BEGIN Passage provided

The agreement followed improving diplomatic relations between Lithuania and Taiwan after Lithuania's decision to allow Taiwan to open a representative office in Vilnius in November 2021 – a move that strained Lithuania's relations with China.

In late 2024, Teltonika suspended planned construction of its semiconductor facilities in Vilnius, citing bureaucratic delays related to land-use reclassification and infrastructure permitting. After meeting with the Lithuanian government, Paukštys indicated that completion of the semiconductor component of the High-Tech Hill project could be delayed to approximately 2032.

=== 2024–present ===
In August 2024, Paukštys transferred the management of the group to Marius Derenčius, who became CEO of Teltonika IoT Group.

In 2024, Teltonika opened an office in Dallas in the US.

Economists at Lithuanian National Radio and Television (LRT) have identified Teltonika as the primary driver of Lithuania's high-technology manufacturing expansion, accounting for roughly 41 percent of the sector's growth over the decade to 2024.

END Passage provided
BEGIN Supplied material

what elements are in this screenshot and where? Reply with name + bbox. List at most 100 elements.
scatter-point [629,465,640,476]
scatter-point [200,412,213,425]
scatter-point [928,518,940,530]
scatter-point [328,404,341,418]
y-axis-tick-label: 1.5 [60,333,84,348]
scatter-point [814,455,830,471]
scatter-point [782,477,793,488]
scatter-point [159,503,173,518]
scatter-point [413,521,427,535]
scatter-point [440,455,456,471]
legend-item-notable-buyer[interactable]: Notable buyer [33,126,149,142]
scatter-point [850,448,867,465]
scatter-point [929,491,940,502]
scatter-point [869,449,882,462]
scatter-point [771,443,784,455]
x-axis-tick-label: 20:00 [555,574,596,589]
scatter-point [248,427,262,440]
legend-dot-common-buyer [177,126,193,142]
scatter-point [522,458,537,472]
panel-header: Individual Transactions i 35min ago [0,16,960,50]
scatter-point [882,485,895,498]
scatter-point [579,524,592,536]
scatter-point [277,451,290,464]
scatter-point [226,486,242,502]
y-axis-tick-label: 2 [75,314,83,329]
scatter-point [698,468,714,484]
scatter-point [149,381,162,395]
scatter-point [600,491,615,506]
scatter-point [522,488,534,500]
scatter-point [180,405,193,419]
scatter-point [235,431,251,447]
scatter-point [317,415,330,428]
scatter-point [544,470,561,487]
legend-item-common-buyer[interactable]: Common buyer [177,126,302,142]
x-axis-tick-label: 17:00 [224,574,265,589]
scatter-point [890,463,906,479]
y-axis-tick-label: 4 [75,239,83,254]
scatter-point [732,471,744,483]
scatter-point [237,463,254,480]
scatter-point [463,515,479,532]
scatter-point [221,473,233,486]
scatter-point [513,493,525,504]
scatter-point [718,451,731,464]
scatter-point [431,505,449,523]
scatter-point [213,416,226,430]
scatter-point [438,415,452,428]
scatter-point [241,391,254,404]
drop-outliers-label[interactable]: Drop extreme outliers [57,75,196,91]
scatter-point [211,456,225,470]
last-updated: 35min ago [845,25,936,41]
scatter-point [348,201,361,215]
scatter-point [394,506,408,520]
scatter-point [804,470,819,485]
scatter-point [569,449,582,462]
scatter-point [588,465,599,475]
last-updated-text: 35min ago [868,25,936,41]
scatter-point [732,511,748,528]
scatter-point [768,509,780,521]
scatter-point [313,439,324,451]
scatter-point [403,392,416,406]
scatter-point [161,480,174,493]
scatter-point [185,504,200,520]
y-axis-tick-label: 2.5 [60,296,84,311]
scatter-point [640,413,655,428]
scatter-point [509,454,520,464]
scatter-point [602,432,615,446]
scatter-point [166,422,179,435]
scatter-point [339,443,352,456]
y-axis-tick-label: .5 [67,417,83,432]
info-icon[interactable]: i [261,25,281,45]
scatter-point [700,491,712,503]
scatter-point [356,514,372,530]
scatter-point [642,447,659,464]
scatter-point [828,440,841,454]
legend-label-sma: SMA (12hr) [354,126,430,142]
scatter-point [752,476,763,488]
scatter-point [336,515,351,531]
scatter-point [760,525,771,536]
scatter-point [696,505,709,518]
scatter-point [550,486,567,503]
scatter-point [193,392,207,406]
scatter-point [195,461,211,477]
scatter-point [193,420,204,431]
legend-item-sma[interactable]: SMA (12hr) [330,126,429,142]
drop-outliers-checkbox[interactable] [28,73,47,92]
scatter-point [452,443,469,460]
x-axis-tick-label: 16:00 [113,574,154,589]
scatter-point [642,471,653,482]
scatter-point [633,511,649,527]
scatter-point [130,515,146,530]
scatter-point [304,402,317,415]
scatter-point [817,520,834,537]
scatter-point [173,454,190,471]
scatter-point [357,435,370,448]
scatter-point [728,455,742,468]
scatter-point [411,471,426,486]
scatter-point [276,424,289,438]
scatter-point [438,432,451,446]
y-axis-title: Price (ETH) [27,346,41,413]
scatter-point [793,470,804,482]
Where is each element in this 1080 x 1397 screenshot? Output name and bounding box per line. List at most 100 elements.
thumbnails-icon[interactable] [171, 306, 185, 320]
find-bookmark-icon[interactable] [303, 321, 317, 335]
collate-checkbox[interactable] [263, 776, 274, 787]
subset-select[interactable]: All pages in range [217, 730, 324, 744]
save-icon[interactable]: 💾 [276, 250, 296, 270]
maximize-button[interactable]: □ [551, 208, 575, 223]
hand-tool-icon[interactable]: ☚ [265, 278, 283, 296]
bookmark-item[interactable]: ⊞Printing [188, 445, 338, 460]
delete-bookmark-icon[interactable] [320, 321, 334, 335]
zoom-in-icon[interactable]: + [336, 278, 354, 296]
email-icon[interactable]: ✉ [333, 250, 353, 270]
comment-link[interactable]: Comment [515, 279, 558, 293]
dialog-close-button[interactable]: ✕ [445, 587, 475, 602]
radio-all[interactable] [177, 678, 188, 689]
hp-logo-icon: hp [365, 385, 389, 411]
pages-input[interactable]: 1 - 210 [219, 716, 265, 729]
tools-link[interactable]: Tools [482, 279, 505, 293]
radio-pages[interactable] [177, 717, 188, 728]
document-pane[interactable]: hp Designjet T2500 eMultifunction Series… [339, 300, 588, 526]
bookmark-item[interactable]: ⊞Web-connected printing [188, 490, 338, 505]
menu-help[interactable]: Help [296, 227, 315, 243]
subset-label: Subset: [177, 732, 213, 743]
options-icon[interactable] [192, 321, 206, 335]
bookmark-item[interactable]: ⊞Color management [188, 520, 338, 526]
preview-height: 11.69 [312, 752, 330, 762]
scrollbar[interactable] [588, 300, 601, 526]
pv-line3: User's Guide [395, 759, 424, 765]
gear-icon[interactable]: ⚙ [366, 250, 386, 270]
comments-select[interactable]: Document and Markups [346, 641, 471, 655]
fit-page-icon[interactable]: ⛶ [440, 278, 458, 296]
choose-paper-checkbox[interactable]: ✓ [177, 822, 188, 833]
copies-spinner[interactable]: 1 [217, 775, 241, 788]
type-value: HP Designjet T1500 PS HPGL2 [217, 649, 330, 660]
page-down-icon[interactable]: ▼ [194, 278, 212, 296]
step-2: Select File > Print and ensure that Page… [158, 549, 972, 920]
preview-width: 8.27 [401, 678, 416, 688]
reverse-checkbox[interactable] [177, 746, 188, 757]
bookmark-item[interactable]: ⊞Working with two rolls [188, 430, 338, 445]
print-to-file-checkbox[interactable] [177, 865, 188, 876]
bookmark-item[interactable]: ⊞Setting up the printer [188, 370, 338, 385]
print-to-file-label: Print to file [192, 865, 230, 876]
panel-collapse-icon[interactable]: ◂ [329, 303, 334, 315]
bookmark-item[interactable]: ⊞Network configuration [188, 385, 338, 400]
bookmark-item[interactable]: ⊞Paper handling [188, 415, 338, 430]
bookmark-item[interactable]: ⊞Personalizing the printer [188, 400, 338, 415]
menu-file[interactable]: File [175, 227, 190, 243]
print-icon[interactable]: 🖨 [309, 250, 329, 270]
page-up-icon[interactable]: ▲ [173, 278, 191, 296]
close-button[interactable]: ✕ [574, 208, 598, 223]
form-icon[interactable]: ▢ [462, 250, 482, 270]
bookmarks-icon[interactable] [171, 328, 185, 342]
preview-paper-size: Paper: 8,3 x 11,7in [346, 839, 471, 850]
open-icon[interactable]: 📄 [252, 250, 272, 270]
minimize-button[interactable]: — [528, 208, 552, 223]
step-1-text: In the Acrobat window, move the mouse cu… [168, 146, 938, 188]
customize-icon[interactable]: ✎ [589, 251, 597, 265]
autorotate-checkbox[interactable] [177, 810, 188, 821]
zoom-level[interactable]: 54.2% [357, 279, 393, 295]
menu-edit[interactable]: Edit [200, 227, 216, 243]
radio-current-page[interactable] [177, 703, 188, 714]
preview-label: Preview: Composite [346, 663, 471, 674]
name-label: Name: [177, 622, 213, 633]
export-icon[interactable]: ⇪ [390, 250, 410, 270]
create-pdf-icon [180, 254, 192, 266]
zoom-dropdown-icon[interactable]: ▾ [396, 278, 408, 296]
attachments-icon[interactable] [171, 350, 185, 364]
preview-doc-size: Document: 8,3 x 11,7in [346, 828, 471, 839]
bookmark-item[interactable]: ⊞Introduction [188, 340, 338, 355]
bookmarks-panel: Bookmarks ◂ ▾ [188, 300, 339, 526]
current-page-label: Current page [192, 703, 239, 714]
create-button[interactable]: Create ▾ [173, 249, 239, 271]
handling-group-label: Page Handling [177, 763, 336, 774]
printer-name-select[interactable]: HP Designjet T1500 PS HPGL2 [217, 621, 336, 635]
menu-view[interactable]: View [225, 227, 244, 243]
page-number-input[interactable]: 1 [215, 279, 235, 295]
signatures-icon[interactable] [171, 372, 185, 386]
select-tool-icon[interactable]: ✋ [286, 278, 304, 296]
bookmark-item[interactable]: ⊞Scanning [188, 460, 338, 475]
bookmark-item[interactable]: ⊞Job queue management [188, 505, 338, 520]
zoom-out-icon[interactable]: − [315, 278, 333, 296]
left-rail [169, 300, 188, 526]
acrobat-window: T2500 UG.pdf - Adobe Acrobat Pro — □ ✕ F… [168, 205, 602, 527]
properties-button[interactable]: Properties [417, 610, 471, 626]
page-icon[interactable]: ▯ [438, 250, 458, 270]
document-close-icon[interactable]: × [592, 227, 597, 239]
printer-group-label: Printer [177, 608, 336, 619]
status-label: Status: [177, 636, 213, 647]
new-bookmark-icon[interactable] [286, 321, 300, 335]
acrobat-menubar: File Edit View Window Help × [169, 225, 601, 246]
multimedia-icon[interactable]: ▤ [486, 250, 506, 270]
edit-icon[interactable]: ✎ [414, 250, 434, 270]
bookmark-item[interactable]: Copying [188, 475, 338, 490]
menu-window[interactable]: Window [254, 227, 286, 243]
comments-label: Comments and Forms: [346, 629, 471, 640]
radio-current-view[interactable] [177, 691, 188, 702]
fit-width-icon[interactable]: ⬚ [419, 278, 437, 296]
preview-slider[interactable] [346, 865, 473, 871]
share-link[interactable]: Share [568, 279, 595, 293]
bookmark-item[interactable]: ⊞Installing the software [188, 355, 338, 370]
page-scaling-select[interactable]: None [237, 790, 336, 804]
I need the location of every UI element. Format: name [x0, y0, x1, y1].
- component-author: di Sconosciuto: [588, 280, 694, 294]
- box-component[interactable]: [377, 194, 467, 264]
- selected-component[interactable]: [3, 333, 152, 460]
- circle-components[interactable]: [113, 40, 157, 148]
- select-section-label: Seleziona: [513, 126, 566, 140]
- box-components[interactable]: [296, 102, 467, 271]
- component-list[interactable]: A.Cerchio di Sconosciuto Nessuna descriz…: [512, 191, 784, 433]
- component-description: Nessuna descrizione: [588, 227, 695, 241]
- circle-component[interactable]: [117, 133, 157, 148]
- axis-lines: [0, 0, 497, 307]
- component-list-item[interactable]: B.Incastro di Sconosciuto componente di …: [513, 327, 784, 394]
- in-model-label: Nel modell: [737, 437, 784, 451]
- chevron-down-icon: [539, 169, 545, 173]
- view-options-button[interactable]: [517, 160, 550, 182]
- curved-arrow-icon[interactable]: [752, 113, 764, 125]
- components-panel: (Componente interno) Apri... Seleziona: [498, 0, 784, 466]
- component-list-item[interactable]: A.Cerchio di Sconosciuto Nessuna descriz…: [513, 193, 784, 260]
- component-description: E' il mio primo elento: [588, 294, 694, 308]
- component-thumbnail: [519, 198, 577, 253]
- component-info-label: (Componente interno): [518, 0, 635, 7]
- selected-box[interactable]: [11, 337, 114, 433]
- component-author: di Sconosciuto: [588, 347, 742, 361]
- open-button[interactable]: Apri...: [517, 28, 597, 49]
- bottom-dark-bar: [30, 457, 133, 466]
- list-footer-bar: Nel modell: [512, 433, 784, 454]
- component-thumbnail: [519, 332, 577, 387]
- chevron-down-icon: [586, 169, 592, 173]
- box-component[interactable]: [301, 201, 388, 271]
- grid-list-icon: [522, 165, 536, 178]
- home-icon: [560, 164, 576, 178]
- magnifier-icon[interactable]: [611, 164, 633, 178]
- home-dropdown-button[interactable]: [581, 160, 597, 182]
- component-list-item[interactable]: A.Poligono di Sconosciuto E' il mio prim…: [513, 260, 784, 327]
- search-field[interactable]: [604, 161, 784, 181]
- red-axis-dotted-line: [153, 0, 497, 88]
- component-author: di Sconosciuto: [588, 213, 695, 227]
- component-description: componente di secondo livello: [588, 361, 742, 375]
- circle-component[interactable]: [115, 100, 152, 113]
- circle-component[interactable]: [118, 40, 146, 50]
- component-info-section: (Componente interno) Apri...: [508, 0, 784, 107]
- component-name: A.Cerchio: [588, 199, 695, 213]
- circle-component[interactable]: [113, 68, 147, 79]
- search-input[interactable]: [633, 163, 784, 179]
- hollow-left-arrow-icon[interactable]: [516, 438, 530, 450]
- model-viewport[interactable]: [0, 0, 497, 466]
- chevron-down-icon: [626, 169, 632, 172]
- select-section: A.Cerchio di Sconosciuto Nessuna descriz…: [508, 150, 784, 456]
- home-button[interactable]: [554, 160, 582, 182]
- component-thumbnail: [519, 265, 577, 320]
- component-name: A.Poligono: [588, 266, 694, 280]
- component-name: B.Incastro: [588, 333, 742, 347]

END Supplied material

Exercise description
In the Teltonika passage, retype word for word the stretch between "In late 2024, Teltonika" and "to approximately 2032.", inclusive.

Exercise solution
In late 2024, Teltonika suspended planned construction of its semiconductor facilities in Vilnius, citing bureaucratic delays related to land-use reclassification and infrastructure permitting. After meeting with the Lithuanian government, Paukštys indicated that completion of the semiconductor component of the High-Tech Hill project could be delayed to approximately 2032.